=== Required work ===
Gather every line that includes the word "credit", please.

=== Records supplied ===
+++++

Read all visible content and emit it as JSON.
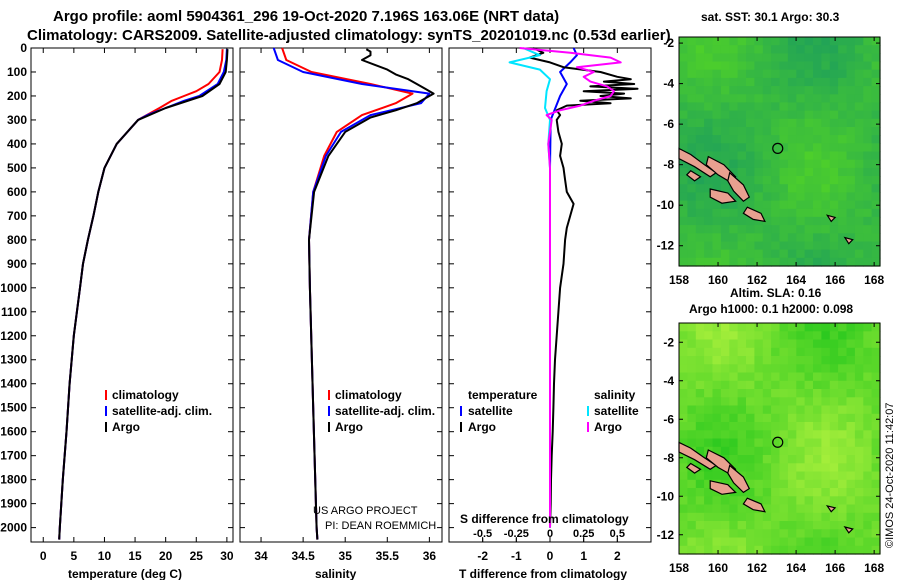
{
  "header": {
    "line1": "Argo profile: aoml 5904361_296 19-Oct-2020 7.196S 163.06E (NRT data)",
    "line2": "Climatology: CARS2009. Satellite-adjusted climatology: synTS_20201019.nc (0.53d earlier)"
  },
  "colors": {
    "climatology": "#ff0000",
    "satellite": "#0000ff",
    "argo": "#000000",
    "sat_salinity": "#00e5ff",
    "argo_salinity": "#ff00ff",
    "land": "#e8a090"
  },
  "depth_axis": {
    "ticks": [
      "0",
      "100",
      "200",
      "300",
      "400",
      "500",
      "600",
      "700",
      "800",
      "900",
      "1000",
      "1100",
      "1200",
      "1300",
      "1400",
      "1500",
      "1600",
      "1700",
      "1800",
      "1900",
      "2000"
    ]
  },
  "chart_data": [
    {
      "type": "line",
      "id": "temperature",
      "xlabel": "temperature (deg C)",
      "xlim": [
        -2,
        31
      ],
      "ylim": [
        2060,
        0
      ],
      "xticks": [
        "0",
        "5",
        "10",
        "15",
        "20",
        "25",
        "30"
      ],
      "legend": [
        "climatology",
        "satellite-adj. clim.",
        "Argo"
      ],
      "series": [
        {
          "name": "climatology",
          "color": "#ff0000",
          "y": [
            5,
            50,
            100,
            150,
            180,
            200,
            220,
            250,
            300,
            400,
            500,
            600,
            700,
            800,
            900,
            1000,
            1200,
            1400,
            1600,
            1800,
            2000,
            2050
          ],
          "x": [
            29.3,
            29.2,
            28.8,
            27.0,
            25.0,
            23.0,
            21.0,
            19.0,
            15.5,
            12.0,
            10.0,
            9.0,
            8.2,
            7.3,
            6.5,
            6.0,
            5.0,
            4.3,
            3.8,
            3.2,
            2.7,
            2.6
          ]
        },
        {
          "name": "satellite-adj. clim.",
          "color": "#0000ff",
          "y": [
            5,
            50,
            100,
            150,
            200,
            220,
            250,
            280,
            300,
            400,
            500,
            600,
            700,
            800,
            900,
            1000,
            1200,
            1400,
            1600,
            1800,
            2000,
            2050
          ],
          "x": [
            30.0,
            29.9,
            29.5,
            28.5,
            25.5,
            23.0,
            20.0,
            17.0,
            15.5,
            12.0,
            10.0,
            9.0,
            8.2,
            7.3,
            6.5,
            6.0,
            5.0,
            4.3,
            3.8,
            3.2,
            2.7,
            2.6
          ]
        },
        {
          "name": "Argo",
          "color": "#000000",
          "y": [
            5,
            50,
            100,
            150,
            200,
            250,
            300,
            400,
            500,
            600,
            700,
            800,
            900,
            1000,
            1200,
            1400,
            1600,
            1800,
            2000,
            2050
          ],
          "x": [
            30.1,
            30.0,
            29.8,
            28.8,
            26.0,
            20.0,
            15.5,
            12.0,
            10.0,
            9.0,
            8.2,
            7.3,
            6.5,
            6.0,
            5.0,
            4.3,
            3.8,
            3.2,
            2.7,
            2.6
          ]
        }
      ]
    },
    {
      "type": "line",
      "id": "salinity",
      "xlabel": "salinity",
      "xlim": [
        33.75,
        36.15
      ],
      "ylim": [
        2060,
        0
      ],
      "xticks": [
        "34",
        "34.5",
        "35",
        "35.5",
        "36"
      ],
      "legend": [
        "climatology",
        "satellite-adj. clim.",
        "Argo"
      ],
      "credit": [
        "US ARGO PROJECT",
        "PI: DEAN ROEMMICH"
      ],
      "series": [
        {
          "name": "climatology",
          "color": "#ff0000",
          "y": [
            0,
            50,
            100,
            150,
            190,
            230,
            280,
            350,
            450,
            600,
            800,
            1000,
            1500,
            2000,
            2050
          ],
          "x": [
            34.25,
            34.3,
            34.6,
            35.3,
            35.8,
            35.6,
            35.2,
            34.9,
            34.75,
            34.62,
            34.57,
            34.58,
            34.62,
            34.66,
            34.67
          ]
        },
        {
          "name": "satellite-adj. clim.",
          "color": "#0000ff",
          "y": [
            0,
            50,
            100,
            150,
            190,
            230,
            280,
            350,
            450,
            600,
            800,
            1000,
            1500,
            2000,
            2050
          ],
          "x": [
            34.15,
            34.2,
            34.5,
            35.2,
            36.0,
            35.9,
            35.3,
            34.95,
            34.77,
            34.62,
            34.57,
            34.58,
            34.62,
            34.66,
            34.67
          ]
        },
        {
          "name": "Argo",
          "color": "#000000",
          "y": [
            5,
            15,
            30,
            50,
            70,
            90,
            110,
            130,
            150,
            170,
            190,
            210,
            230,
            260,
            290,
            350,
            450,
            600,
            800,
            1000,
            1500,
            2000,
            2050
          ],
          "x": [
            35.25,
            35.3,
            35.3,
            35.2,
            35.35,
            35.5,
            35.6,
            35.75,
            35.85,
            35.95,
            36.05,
            35.95,
            35.85,
            35.6,
            35.3,
            35.0,
            34.8,
            34.63,
            34.57,
            34.58,
            34.62,
            34.66,
            34.67
          ]
        }
      ]
    },
    {
      "type": "line",
      "id": "differences",
      "xlabel": "T difference from climatology",
      "xlabel2": "S difference from climatology",
      "xlim": [
        -3.0,
        3.0
      ],
      "ylim": [
        2060,
        0
      ],
      "xticks": [
        "-2",
        "-1",
        "0",
        "1",
        "2"
      ],
      "xticks2": [
        "-0.5",
        "-0.25",
        "0",
        "0.25",
        "0.5"
      ],
      "xticks2_values": [
        -0.5,
        -0.25,
        0,
        0.25,
        0.5
      ],
      "s_diff_scale": 4,
      "legend_temperature_title": "temperature",
      "legend_salinity_title": "salinity",
      "legend_temperature": [
        "satellite",
        "Argo"
      ],
      "legend_salinity": [
        "satellite",
        "Argo"
      ],
      "series": [
        {
          "name": "T satellite",
          "color": "#0000ff",
          "y": [
            0,
            30,
            60,
            100,
            150,
            200,
            300,
            500,
            1000,
            2000
          ],
          "x": [
            0.7,
            0.8,
            0.6,
            0.3,
            0.5,
            0.3,
            0.02,
            0.0,
            0.0,
            0.0
          ]
        },
        {
          "name": "T Argo",
          "color": "#000000",
          "y": [
            0,
            20,
            40,
            60,
            80,
            100,
            120,
            130,
            140,
            150,
            160,
            170,
            180,
            190,
            200,
            210,
            220,
            230,
            240,
            260,
            280,
            300,
            350,
            400,
            450,
            500,
            550,
            600,
            650,
            700,
            750,
            800,
            900,
            1000,
            1100,
            1200,
            1300,
            1400,
            1500,
            1600,
            1700,
            1800,
            1900,
            2000
          ],
          "x": [
            -0.5,
            -0.2,
            -0.6,
            0.0,
            0.4,
            1.5,
            2.0,
            2.4,
            1.6,
            2.5,
            1.2,
            2.6,
            1.0,
            2.2,
            1.5,
            2.4,
            0.9,
            1.8,
            0.5,
            0.2,
            0.3,
            0.2,
            0.25,
            0.35,
            0.3,
            0.4,
            0.45,
            0.5,
            0.7,
            0.6,
            0.5,
            0.45,
            0.4,
            0.3,
            0.25,
            0.2,
            0.15,
            0.12,
            0.1,
            0.08,
            0.05,
            0.03,
            0.02,
            0.0
          ]
        },
        {
          "name": "S satellite",
          "color": "#00e5ff",
          "y": [
            0,
            30,
            60,
            90,
            130,
            180,
            250,
            300,
            400,
            500,
            700,
            1000,
            1500,
            2000
          ],
          "x": [
            -0.8,
            -0.3,
            -1.2,
            -0.3,
            0.0,
            -0.1,
            -0.15,
            0.0,
            -0.05,
            0.0,
            0.0,
            0.0,
            0.0,
            0.0
          ]
        },
        {
          "name": "S Argo",
          "color": "#ff00ff",
          "y": [
            0,
            20,
            40,
            60,
            80,
            100,
            120,
            140,
            160,
            180,
            200,
            220,
            240,
            260,
            280,
            300,
            400,
            500,
            700,
            1000,
            1500,
            2000
          ],
          "x": [
            -0.9,
            0.6,
            1.8,
            2.1,
            0.8,
            1.3,
            1.0,
            1.2,
            1.7,
            1.9,
            1.8,
            1.3,
            0.9,
            0.3,
            -0.1,
            0.05,
            -0.05,
            0.0,
            0.0,
            0.0,
            0.0,
            0.0
          ]
        }
      ]
    },
    {
      "type": "heatmap",
      "id": "sst_map",
      "title": "sat. SST: 30.1 Argo: 30.3",
      "xlim": [
        158,
        168.3
      ],
      "ylim": [
        -13,
        -1.7
      ],
      "xticks": [
        "158",
        "160",
        "162",
        "164",
        "166",
        "168"
      ],
      "yticks": [
        "-2",
        "-4",
        "-6",
        "-8",
        "-10",
        "-12"
      ],
      "xtick_values": [
        158,
        160,
        162,
        164,
        166,
        168
      ],
      "ytick_values": [
        -2,
        -4,
        -6,
        -8,
        -10,
        -12
      ],
      "marker": {
        "lon": 163.06,
        "lat": -7.196
      }
    },
    {
      "type": "heatmap",
      "id": "sla_map",
      "title": "Altim. SLA: 0.16",
      "title2": "Argo h1000: 0.1 h2000: 0.098",
      "xlim": [
        158,
        168.3
      ],
      "ylim": [
        -13,
        -1.0
      ],
      "xticks": [
        "158",
        "160",
        "162",
        "164",
        "166",
        "168"
      ],
      "yticks": [
        "-2",
        "-4",
        "-6",
        "-8",
        "-10",
        "-12"
      ],
      "xtick_values": [
        158,
        160,
        162,
        164,
        166,
        168
      ],
      "ytick_values": [
        -2,
        -4,
        -6,
        -8,
        -10,
        -12
      ],
      "marker": {
        "lon": 163.06,
        "lat": -7.196
      }
    }
  ],
  "footer": {
    "credit": "©IMOS 24-Oct-2020 11:42:07"
  }
}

+++++

=== Response ===
      "credit": [
    "credit": "©IMOS 24-Oct-2020 11:42:07"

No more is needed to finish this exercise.